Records
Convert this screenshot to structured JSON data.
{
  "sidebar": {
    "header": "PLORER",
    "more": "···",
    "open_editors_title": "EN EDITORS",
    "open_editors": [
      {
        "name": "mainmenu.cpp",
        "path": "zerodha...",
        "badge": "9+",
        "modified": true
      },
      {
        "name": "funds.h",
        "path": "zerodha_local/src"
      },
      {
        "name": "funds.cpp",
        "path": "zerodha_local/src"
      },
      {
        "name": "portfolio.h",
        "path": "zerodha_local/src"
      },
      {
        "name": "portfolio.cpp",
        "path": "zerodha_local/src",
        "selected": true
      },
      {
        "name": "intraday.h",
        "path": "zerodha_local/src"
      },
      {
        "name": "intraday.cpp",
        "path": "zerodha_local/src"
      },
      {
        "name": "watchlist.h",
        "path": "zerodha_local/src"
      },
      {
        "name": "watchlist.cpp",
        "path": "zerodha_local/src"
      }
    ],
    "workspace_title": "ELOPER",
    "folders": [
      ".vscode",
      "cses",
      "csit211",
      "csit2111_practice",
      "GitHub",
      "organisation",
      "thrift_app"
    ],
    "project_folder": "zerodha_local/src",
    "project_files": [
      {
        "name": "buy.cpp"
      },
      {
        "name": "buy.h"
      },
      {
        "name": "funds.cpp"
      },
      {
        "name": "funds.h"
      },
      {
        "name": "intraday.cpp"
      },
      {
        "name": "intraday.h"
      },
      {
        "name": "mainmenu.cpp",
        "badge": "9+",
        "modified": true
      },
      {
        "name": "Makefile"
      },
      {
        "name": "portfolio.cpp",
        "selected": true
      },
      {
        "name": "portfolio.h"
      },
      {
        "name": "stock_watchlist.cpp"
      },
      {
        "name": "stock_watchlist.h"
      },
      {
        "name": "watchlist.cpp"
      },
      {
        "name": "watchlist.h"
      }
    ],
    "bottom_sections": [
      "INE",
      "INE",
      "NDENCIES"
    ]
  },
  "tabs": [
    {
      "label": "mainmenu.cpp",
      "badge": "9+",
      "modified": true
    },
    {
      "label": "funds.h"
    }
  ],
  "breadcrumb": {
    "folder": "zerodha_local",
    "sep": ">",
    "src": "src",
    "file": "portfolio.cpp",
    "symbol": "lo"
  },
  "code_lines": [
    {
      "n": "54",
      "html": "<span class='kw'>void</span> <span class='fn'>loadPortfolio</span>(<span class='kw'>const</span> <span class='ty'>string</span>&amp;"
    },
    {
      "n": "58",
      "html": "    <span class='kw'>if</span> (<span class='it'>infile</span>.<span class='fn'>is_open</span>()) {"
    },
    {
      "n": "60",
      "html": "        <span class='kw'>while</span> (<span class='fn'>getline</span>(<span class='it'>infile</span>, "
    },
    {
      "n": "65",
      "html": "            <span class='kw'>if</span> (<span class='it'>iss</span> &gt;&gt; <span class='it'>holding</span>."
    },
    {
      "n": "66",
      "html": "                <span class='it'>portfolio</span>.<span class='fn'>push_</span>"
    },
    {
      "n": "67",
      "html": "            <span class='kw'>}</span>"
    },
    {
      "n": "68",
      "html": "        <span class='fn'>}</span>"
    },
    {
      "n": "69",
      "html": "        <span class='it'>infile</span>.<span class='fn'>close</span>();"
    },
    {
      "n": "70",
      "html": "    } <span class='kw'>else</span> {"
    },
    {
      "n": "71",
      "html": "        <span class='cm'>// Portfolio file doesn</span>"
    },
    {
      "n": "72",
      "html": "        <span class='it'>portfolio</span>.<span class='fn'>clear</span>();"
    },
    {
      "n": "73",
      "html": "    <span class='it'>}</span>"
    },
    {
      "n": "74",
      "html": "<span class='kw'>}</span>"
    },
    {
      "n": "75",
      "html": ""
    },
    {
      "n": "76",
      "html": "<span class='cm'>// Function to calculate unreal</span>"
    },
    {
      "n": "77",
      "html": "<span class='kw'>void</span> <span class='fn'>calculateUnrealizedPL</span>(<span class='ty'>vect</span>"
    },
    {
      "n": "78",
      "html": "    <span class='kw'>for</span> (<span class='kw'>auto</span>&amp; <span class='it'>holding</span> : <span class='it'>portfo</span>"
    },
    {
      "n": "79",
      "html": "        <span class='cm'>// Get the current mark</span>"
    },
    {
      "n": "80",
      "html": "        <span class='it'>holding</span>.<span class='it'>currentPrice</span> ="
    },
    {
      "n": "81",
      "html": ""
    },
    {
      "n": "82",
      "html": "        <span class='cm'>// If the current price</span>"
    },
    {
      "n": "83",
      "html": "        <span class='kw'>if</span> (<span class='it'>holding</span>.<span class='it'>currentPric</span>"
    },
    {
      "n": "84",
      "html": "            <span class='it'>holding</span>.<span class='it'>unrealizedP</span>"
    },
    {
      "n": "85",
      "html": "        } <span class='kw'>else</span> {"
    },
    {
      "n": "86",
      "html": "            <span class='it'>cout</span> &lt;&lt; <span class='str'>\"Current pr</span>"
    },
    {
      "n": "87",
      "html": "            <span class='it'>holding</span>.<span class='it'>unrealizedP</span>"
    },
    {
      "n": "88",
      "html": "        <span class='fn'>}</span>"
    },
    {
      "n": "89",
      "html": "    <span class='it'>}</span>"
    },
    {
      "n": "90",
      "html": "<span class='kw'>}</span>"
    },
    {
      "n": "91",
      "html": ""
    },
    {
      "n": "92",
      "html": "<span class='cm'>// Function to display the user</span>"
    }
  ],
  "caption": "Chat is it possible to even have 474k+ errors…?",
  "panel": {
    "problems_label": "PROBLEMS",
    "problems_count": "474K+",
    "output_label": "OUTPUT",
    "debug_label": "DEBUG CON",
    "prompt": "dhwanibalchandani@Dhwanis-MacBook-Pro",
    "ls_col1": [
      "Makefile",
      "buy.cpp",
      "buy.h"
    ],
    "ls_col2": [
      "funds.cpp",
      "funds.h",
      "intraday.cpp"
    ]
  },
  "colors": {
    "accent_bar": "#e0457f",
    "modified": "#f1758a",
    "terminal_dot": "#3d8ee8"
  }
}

_PROBLEM DETAILS_.
Extract all the material, leaving every line as it is.

_PROBLEM SOLUTION_.
Convert this screenshot to structured JSON data.
{
  "sidebar": {
    "header": "PLORER",
    "more": "···",
    "open_editors_title": "EN EDITORS",
    "open_editors": [
      {
        "name": "mainmenu.cpp",
        "path": "zerodha...",
        "badge": "9+",
        "modified": true
      },
      {
        "name": "funds.h",
        "path": "zerodha_local/src"
      },
      {
        "name": "funds.cpp",
        "path": "zerodha_local/src"
      },
      {
        "name": "portfolio.h",
        "path": "zerodha_local/src"
      },
      {
        "name": "portfolio.cpp",
        "path": "zerodha_local/src",
        "selected": true
      },
      {
        "name": "intraday.h",
        "path": "zerodha_local/src"
      },
      {
        "name": "intraday.cpp",
        "path": "zerodha_local/src"
      },
      {
        "name": "watchlist.h",
        "path": "zerodha_local/src"
      },
      {
        "name": "watchlist.cpp",
        "path": "zerodha_local/src"
      }
    ],
    "workspace_title": "ELOPER",
    "folders": [
      ".vscode",
      "cses",
      "csit211",
      "csit2111_practice",
      "GitHub",
      "organisation",
      "thrift_app"
    ],
    "project_folder": "zerodha_local/src",
    "project_files": [
      {
        "name": "buy.cpp"
      },
      {
        "name": "buy.h"
      },
      {
        "name": "funds.cpp"
      },
      {
        "name": "funds.h"
      },
      {
        "name": "intraday.cpp"
      },
      {
        "name": "intraday.h"
      },
      {
        "name": "mainmenu.cpp",
        "badge": "9+",
        "modified": true
      },
      {
        "name": "Makefile"
      },
      {
        "name": "portfolio.cpp",
        "selected": true
      },
      {
        "name": "portfolio.h"
      },
      {
        "name": "stock_watchlist.cpp"
      },
      {
        "name": "stock_watchlist.h"
      },
      {
        "name": "watchlist.cpp"
      },
      {
        "name": "watchlist.h"
      }
    ],
    "bottom_sections": [
      "INE",
      "INE",
      "NDENCIES"
    ]
  },
  "tabs": [
    {
      "label": "mainmenu.cpp",
      "badge": "9+",
      "modified": true
    },
    {
      "label": "funds.h"
    }
  ],
  "breadcrumb": {
    "folder": "zerodha_local",
    "sep": ">",
    "src": "src",
    "file": "portfolio.cpp",
    "symbol": "lo"
  },
  "code_lines": [
    {
      "n": "54",
      "html": "<span class='kw'>void</span> <span class='fn'>loadPortfolio</span>(<span class='kw'>const</span> <span class='ty'>string</span>&amp;"
    },
    {
      "n": "58",
      "html": "    <span class='kw'>if</span> (<span class='it'>infile</span>.<span class='fn'>is_open</span>()) {"
    },
    {
      "n": "60",
      "html": "        <span class='kw'>while</span> (<span class='fn'>getline</span>(<span class='it'>infile</span>, "
    },
    {
      "n": "65",
      "html": "            <span class='kw'>if</span> (<span class='it'>iss</span> &gt;&gt; <span class='it'>holding</span>."
    },
    {
      "n": "66",
      "html": "                <span class='it'>portfolio</span>.<span class='fn'>push_</span>"
    },
    {
      "n": "67",
      "html": "            <span class='kw'>}</span>"
    },
    {
      "n": "68",
      "html": "        <span class='fn'>}</span>"
    },
    {
      "n": "69",
      "html": "        <span class='it'>infile</span>.<span class='fn'>close</span>();"
    },
    {
      "n": "70",
      "html": "    } <span class='kw'>else</span> {"
    },
    {
      "n": "71",
      "html": "        <span class='cm'>// Portfolio file doesn</span>"
    },
    {
      "n": "72",
      "html": "        <span class='it'>portfolio</span>.<span class='fn'>clear</span>();"
    },
    {
      "n": "73",
      "html": "    <span class='it'>}</span>"
    },
    {
      "n": "74",
      "html": "<span class='kw'>}</span>"
    },
    {
      "n": "75",
      "html": ""
    },
    {
      "n": "76",
      "html": "<span class='cm'>// Function to calculate unreal</span>"
    },
    {
      "n": "77",
      "html": "<span class='kw'>void</span> <span class='fn'>calculateUnrealizedPL</span>(<span class='ty'>vect</span>"
    },
    {
      "n": "78",
      "html": "    <span class='kw'>for</span> (<span class='kw'>auto</span>&amp; <span class='it'>holding</span> : <span class='it'>portfo</span>"
    },
    {
      "n": "79",
      "html": "        <span class='cm'>// Get the current mark</span>"
    },
    {
      "n": "80",
      "html": "        <span class='it'>holding</span>.<span class='it'>currentPrice</span> ="
    },
    {
      "n": "81",
      "html": ""
    },
    {
      "n": "82",
      "html": "        <span class='cm'>// If the current price</span>"
    },
    {
      "n": "83",
      "html": "        <span class='kw'>if</span> (<span class='it'>holding</span>.<span class='it'>currentPric</span>"
    },
    {
      "n": "84",
      "html": "            <span class='it'>holding</span>.<span class='it'>unrealizedP</span>"
    },
    {
      "n": "85",
      "html": "        } <span class='kw'>else</span> {"
    },
    {
      "n": "86",
      "html": "            <span class='it'>cout</span> &lt;&lt; <span class='str'>\"Current pr</span>"
    },
    {
      "n": "87",
      "html": "            <span class='it'>holding</span>.<span class='it'>unrealizedP</span>"
    },
    {
      "n": "88",
      "html": "        <span class='fn'>}</span>"
    },
    {
      "n": "89",
      "html": "    <span class='it'>}</span>"
    },
    {
      "n": "90",
      "html": "<span class='kw'>}</span>"
    },
    {
      "n": "91",
      "html": ""
    },
    {
      "n": "92",
      "html": "<span class='cm'>// Function to display the user</span>"
    }
  ],
  "caption": "Chat is it possible to even have 474k+ errors…?",
  "panel": {
    "problems_label": "PROBLEMS",
    "problems_count": "474K+",
    "output_label": "OUTPUT",
    "debug_label": "DEBUG CON",
    "prompt": "dhwanibalchandani@Dhwanis-MacBook-Pro",
    "ls_col1": [
      "Makefile",
      "buy.cpp",
      "buy.h"
    ],
    "ls_col2": [
      "funds.cpp",
      "funds.h",
      "intraday.cpp"
    ]
  },
  "colors": {
    "accent_bar": "#e0457f",
    "modified": "#f1758a",
    "terminal_dot": "#3d8ee8"
  }
}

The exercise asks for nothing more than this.